[Records excerpted from a collection]
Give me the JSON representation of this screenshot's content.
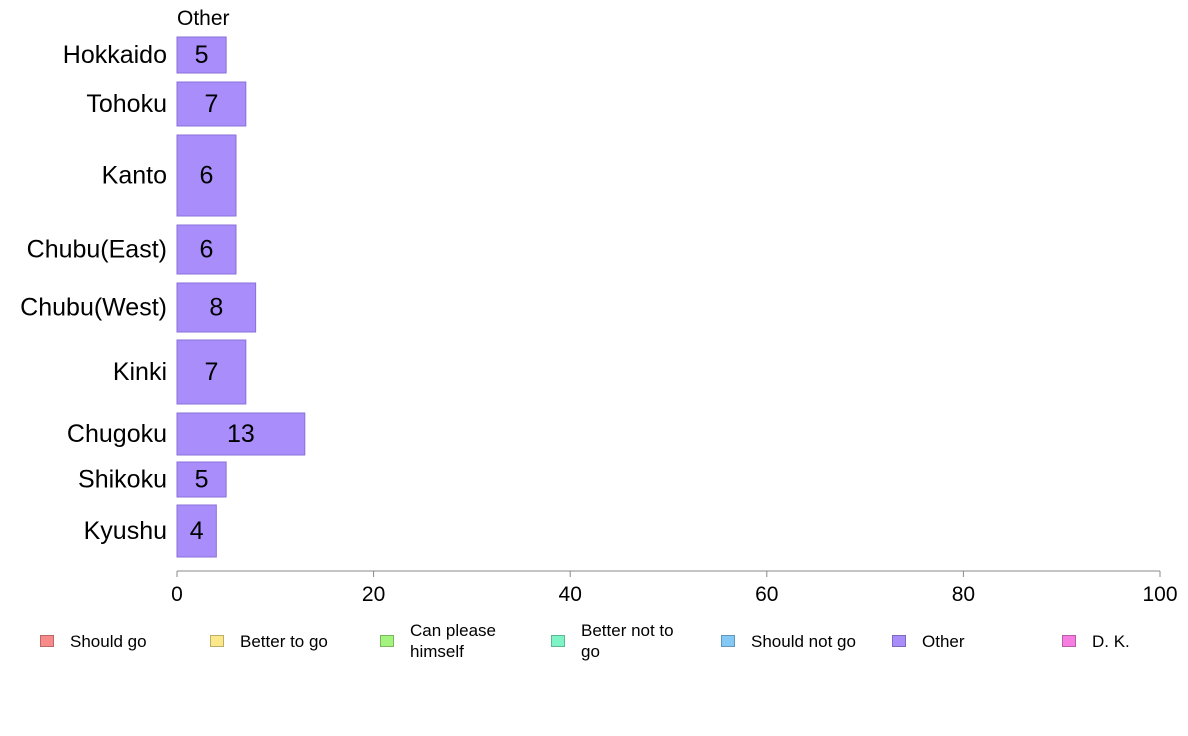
{
  "chart_data": {
    "type": "bar",
    "orientation": "horizontal",
    "title": "Other",
    "categories": [
      "Hokkaido",
      "Tohoku",
      "Kanto",
      "Chubu(East)",
      "Chubu(West)",
      "Kinki",
      "Chugoku",
      "Shikoku",
      "Kyushu"
    ],
    "series": [
      {
        "name": "Other",
        "color": "#a98dfb",
        "values": [
          5,
          7,
          6,
          6,
          8,
          7,
          13,
          5,
          4
        ]
      }
    ],
    "value_labels": [
      "5",
      "7",
      "6",
      "6",
      "8",
      "7",
      "13",
      "5",
      "4"
    ],
    "xlim": [
      0,
      100
    ],
    "xticks": [
      0,
      20,
      40,
      60,
      80,
      100
    ],
    "xtick_labels": [
      "0",
      "20",
      "40",
      "60",
      "80",
      "100"
    ],
    "grid": false,
    "legend_position": "bottom"
  },
  "legend": [
    {
      "label": "Should go",
      "color": "#f88a8a"
    },
    {
      "label": "Better to go",
      "color": "#fbe88a"
    },
    {
      "label": "Can please himself",
      "color": "#a3f37e"
    },
    {
      "label": "Better not to go",
      "color": "#7ef3c6"
    },
    {
      "label": "Should not go",
      "color": "#84c8f6"
    },
    {
      "label": "Other",
      "color": "#a98dfb"
    },
    {
      "label": "D. K.",
      "color": "#f57ee0"
    }
  ]
}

WORK TO DO =
Reproduce every record above exactly, but leave out the pictures.

COMPLETE RESPONSE =
Give me the JSON representation of this screenshot's content.
{
  "chart_data": {
    "type": "bar",
    "orientation": "horizontal",
    "title": "Other",
    "categories": [
      "Hokkaido",
      "Tohoku",
      "Kanto",
      "Chubu(East)",
      "Chubu(West)",
      "Kinki",
      "Chugoku",
      "Shikoku",
      "Kyushu"
    ],
    "series": [
      {
        "name": "Other",
        "color": "#a98dfb",
        "values": [
          5,
          7,
          6,
          6,
          8,
          7,
          13,
          5,
          4
        ]
      }
    ],
    "value_labels": [
      "5",
      "7",
      "6",
      "6",
      "8",
      "7",
      "13",
      "5",
      "4"
    ],
    "xlim": [
      0,
      100
    ],
    "xticks": [
      0,
      20,
      40,
      60,
      80,
      100
    ],
    "xtick_labels": [
      "0",
      "20",
      "40",
      "60",
      "80",
      "100"
    ],
    "grid": false,
    "legend_position": "bottom"
  },
  "legend": [
    {
      "label": "Should go",
      "color": "#f88a8a"
    },
    {
      "label": "Better to go",
      "color": "#fbe88a"
    },
    {
      "label": "Can please himself",
      "color": "#a3f37e"
    },
    {
      "label": "Better not to go",
      "color": "#7ef3c6"
    },
    {
      "label": "Should not go",
      "color": "#84c8f6"
    },
    {
      "label": "Other",
      "color": "#a98dfb"
    },
    {
      "label": "D. K.",
      "color": "#f57ee0"
    }
  ]
}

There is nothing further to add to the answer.